(What is expected) Count lines with the string "structured" in them. State the number alone.

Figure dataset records
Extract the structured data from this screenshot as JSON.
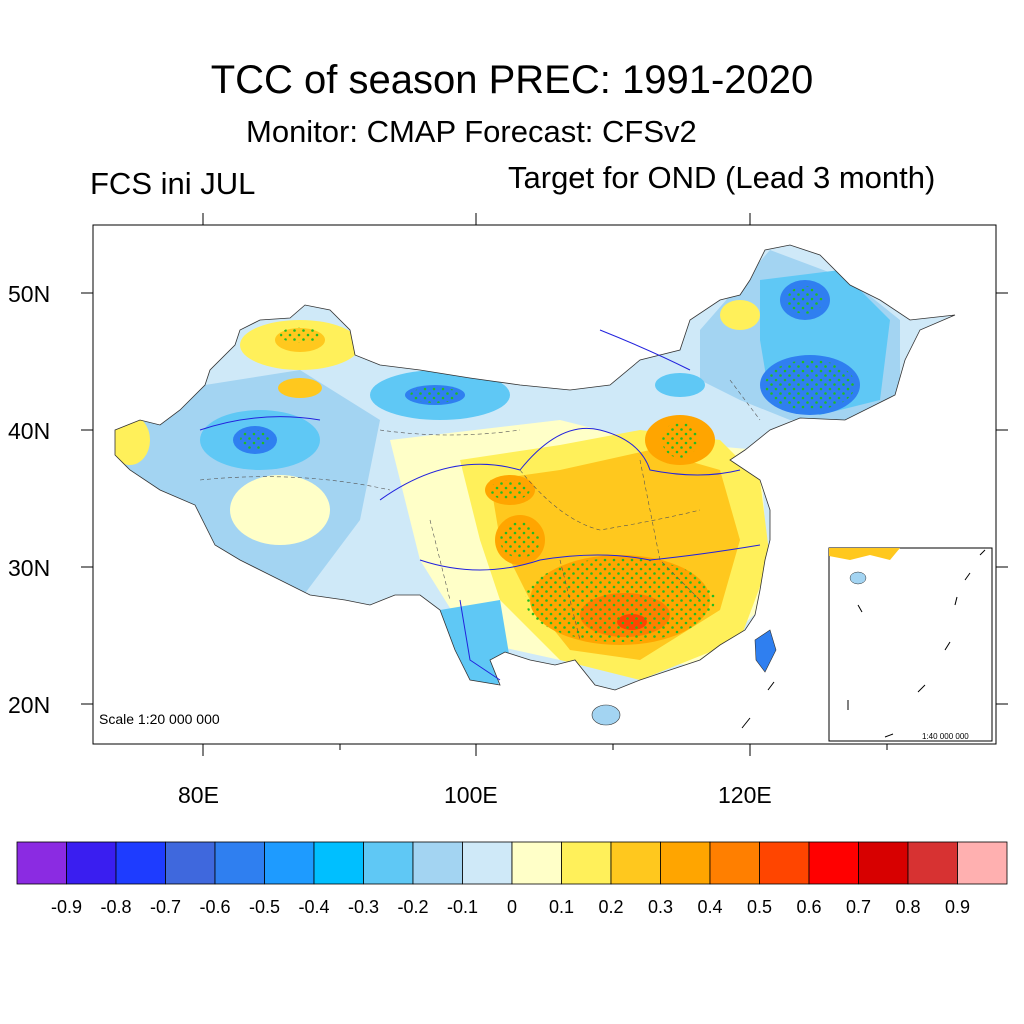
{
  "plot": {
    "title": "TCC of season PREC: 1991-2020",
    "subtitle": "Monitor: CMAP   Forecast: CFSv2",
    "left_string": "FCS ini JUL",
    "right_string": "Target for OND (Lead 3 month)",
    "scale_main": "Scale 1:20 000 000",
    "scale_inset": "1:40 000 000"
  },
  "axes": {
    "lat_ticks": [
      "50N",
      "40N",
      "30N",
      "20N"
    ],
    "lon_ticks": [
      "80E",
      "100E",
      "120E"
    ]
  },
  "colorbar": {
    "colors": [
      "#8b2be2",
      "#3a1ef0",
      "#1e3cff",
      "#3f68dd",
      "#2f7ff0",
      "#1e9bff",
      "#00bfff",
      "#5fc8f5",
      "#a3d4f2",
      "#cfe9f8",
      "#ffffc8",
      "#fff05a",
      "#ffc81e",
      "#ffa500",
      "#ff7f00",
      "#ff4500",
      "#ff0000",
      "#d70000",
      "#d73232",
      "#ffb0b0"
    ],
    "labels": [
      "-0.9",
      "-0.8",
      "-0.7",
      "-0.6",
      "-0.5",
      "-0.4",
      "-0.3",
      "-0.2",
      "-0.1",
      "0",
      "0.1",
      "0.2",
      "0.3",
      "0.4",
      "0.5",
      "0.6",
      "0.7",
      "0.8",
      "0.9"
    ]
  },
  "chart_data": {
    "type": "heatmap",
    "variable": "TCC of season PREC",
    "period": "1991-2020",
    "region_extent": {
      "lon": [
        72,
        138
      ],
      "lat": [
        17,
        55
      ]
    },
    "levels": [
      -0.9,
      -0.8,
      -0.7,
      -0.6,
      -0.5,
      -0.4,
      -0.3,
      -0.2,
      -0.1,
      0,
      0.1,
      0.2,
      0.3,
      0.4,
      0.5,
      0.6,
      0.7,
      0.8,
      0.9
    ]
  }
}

--

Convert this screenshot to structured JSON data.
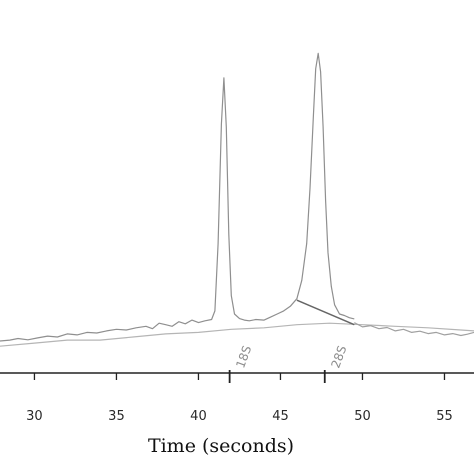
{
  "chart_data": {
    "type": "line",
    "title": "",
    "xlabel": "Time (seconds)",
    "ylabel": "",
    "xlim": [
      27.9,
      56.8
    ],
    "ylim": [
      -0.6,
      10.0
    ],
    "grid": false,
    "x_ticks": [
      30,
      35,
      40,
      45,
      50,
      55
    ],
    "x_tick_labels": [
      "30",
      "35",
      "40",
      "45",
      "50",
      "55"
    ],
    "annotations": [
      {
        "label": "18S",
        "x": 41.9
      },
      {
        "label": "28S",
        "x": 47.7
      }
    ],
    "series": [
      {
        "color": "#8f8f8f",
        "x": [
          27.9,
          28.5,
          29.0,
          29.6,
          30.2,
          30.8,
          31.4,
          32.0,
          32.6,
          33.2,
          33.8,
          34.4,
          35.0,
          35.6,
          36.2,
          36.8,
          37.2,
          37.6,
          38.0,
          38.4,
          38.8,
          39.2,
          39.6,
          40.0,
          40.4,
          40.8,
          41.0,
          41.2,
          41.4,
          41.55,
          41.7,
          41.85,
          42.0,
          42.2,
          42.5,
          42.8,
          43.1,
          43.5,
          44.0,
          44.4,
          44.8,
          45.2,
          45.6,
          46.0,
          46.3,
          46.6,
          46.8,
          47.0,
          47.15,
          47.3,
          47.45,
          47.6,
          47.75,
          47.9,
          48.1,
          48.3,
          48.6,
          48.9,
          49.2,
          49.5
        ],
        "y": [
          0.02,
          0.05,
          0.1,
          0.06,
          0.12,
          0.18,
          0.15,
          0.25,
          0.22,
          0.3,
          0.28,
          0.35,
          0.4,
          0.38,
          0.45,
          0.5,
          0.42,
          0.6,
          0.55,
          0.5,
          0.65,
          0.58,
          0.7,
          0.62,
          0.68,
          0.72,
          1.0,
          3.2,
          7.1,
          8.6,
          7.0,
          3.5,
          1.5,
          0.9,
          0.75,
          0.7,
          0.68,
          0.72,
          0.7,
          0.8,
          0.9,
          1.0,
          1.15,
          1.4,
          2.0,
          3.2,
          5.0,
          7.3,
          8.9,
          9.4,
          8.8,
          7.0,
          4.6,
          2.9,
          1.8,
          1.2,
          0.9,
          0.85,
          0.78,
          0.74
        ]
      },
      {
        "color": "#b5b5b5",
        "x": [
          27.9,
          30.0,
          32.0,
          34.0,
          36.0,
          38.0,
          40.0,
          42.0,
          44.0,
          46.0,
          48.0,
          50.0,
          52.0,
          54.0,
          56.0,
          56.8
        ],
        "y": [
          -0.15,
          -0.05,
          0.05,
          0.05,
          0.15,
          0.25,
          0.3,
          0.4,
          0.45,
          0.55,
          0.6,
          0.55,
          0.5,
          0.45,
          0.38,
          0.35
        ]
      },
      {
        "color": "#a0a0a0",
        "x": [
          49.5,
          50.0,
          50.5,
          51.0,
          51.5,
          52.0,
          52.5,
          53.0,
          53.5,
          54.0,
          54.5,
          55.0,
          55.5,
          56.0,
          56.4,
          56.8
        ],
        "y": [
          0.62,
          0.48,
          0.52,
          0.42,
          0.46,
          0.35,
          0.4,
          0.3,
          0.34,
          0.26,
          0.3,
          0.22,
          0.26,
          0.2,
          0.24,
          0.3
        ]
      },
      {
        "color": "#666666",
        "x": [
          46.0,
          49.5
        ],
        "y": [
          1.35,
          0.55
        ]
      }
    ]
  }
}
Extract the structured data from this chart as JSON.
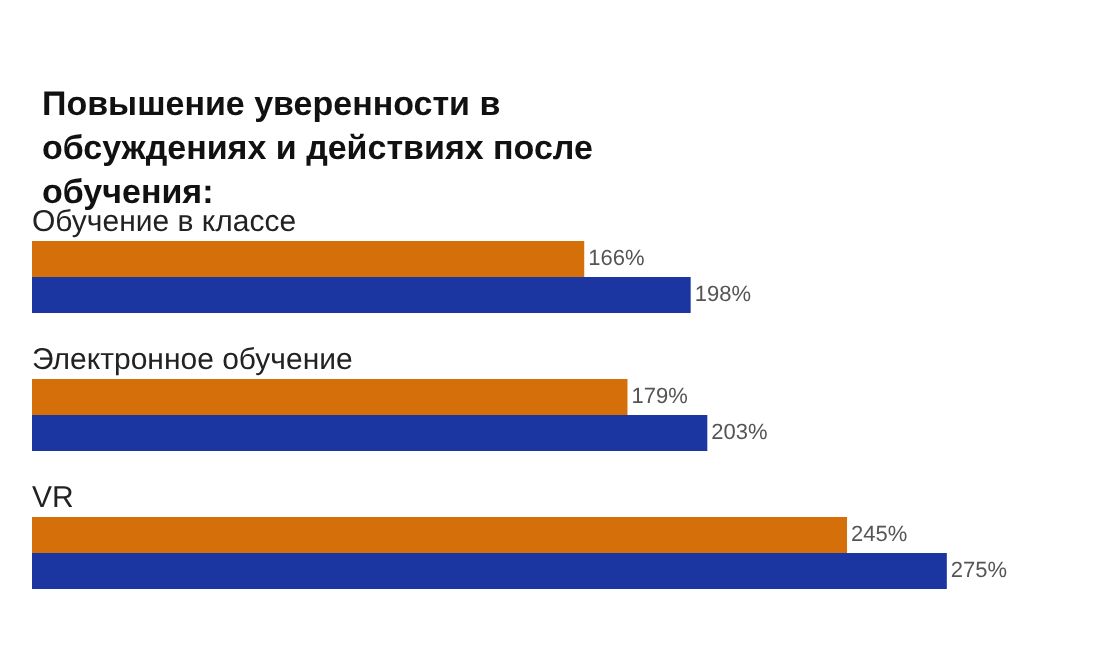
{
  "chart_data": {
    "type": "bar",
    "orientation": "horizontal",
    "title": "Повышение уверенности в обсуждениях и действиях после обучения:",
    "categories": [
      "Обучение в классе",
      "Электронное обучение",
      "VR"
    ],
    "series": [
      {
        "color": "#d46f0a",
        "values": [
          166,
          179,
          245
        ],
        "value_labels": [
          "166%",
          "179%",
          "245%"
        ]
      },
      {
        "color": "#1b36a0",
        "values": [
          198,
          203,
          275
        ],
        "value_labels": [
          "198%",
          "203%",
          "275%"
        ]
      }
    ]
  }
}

(Written solution) 3